* **Records for processing**

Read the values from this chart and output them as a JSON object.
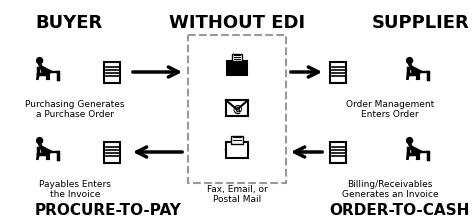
{
  "bg_color": "#ffffff",
  "title_buyer": "BUYER",
  "title_without_edi": "WITHOUT EDI",
  "title_supplier": "SUPPLIER",
  "footer_left": "PROCURE-TO-PAY",
  "footer_right": "ORDER-TO-CASH",
  "label_top_left": "Purchasing Generates\na Purchase Order",
  "label_bottom_left": "Payables Enters\nthe Invoice",
  "label_center": "Fax, Email, or\nPostal Mail",
  "label_top_right": "Order Management\nEnters Order",
  "label_bottom_right": "Billing/Receivables\nGenerates an Invoice",
  "fig_width": 4.74,
  "fig_height": 2.24,
  "dpi": 100
}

* **Your instructions**
From the material above, gather all lines that include the string "Invoice" and copy them.

* **Solved problem**
  "label_bottom_left": "Payables Enters\nthe Invoice",
  "label_bottom_right": "Billing/Receivables\nGenerates an Invoice",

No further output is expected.